> _Exercise goal_:
Only lines holding the string "screenshot" are wanted; copy each one from the material.

> _Supplied entries_:
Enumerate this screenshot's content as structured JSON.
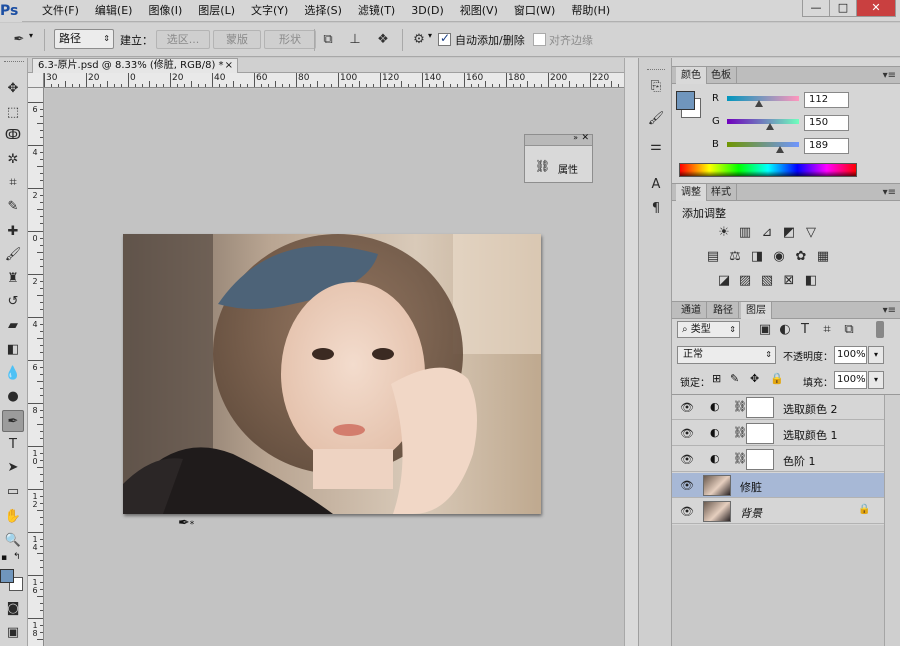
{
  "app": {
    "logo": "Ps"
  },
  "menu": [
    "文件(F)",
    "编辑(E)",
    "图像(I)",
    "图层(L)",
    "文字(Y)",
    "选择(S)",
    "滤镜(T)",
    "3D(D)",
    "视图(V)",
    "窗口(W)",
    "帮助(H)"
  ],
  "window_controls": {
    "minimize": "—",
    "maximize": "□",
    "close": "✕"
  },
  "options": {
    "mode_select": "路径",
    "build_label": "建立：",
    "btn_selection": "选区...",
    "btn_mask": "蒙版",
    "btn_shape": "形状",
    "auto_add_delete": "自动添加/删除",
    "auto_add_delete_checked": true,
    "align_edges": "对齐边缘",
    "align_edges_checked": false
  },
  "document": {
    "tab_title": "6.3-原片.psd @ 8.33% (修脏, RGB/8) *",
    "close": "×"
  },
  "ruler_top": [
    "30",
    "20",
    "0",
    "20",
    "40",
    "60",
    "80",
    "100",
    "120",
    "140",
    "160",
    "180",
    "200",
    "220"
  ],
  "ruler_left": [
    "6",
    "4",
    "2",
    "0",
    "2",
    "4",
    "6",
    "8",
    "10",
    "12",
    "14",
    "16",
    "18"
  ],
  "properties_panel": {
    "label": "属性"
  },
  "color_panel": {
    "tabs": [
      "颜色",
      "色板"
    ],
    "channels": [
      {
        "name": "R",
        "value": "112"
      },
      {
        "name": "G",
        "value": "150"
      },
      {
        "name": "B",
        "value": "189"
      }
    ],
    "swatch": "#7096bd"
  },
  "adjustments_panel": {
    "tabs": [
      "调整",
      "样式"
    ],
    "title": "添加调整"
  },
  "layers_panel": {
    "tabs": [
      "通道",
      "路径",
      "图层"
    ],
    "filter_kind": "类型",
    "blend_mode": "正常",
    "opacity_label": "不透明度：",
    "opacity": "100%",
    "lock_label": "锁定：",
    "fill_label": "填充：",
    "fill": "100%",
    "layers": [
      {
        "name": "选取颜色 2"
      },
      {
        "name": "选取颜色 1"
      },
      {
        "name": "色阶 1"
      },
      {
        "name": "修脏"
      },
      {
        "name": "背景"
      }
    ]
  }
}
--
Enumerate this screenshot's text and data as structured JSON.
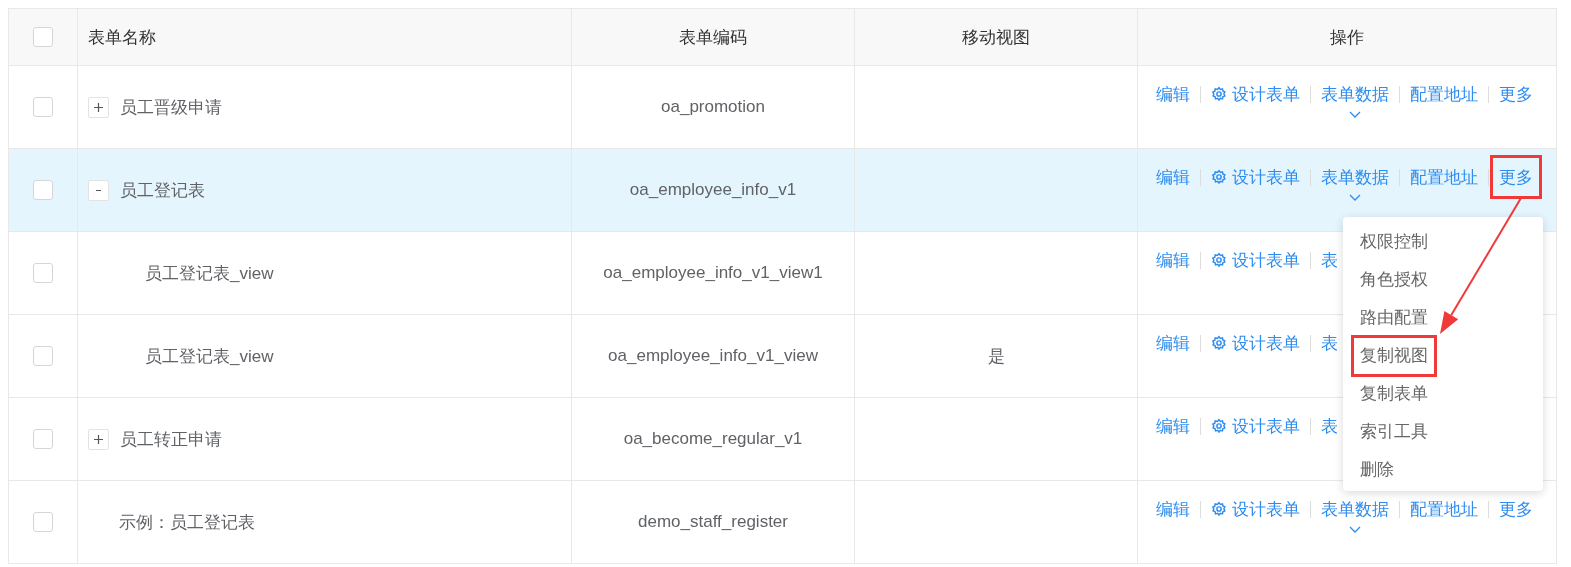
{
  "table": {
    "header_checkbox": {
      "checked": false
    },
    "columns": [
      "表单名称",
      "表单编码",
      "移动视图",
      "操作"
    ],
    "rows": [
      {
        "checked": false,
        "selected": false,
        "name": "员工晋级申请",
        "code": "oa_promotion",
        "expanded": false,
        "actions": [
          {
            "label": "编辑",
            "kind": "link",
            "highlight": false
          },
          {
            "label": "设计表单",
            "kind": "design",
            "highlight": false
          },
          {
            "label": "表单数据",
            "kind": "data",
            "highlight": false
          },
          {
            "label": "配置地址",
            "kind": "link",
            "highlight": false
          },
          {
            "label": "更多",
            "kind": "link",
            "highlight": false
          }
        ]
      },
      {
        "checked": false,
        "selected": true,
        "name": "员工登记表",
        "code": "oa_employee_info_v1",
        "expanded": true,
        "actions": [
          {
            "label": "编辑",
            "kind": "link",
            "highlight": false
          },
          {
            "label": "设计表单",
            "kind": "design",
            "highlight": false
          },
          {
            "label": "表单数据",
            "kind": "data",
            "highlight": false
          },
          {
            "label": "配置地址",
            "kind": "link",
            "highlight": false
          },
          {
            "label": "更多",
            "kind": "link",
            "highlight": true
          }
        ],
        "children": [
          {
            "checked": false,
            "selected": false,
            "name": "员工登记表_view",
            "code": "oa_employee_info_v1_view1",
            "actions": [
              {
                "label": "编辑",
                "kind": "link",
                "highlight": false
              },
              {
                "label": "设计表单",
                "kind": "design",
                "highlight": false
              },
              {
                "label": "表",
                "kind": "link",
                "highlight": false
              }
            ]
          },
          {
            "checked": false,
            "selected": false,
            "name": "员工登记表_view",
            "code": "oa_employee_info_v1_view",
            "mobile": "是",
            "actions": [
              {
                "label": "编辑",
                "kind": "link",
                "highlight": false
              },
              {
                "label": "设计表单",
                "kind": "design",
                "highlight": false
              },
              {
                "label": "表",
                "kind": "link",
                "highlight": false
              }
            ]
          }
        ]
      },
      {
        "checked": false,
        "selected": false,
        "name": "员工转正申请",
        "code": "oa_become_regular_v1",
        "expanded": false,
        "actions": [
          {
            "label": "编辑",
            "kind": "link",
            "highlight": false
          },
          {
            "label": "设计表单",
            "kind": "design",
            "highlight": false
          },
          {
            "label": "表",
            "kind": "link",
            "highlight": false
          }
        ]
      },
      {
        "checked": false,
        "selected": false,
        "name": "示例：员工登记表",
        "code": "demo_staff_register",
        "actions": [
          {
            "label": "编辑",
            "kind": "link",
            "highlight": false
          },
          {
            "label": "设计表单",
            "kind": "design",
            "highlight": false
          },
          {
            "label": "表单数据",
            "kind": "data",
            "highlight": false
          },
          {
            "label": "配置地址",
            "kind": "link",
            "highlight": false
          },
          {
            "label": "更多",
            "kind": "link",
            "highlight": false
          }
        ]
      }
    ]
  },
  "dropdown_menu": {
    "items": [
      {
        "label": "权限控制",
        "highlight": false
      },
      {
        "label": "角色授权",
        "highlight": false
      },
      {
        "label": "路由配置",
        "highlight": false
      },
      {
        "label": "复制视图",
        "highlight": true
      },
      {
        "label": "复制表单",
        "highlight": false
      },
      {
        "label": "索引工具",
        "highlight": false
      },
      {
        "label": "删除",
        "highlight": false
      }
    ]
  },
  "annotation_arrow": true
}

> _Output of the exercise_:
Enumerate this screenshot's content as structured JSON.
Enumerate this screenshot's text and data as structured JSON.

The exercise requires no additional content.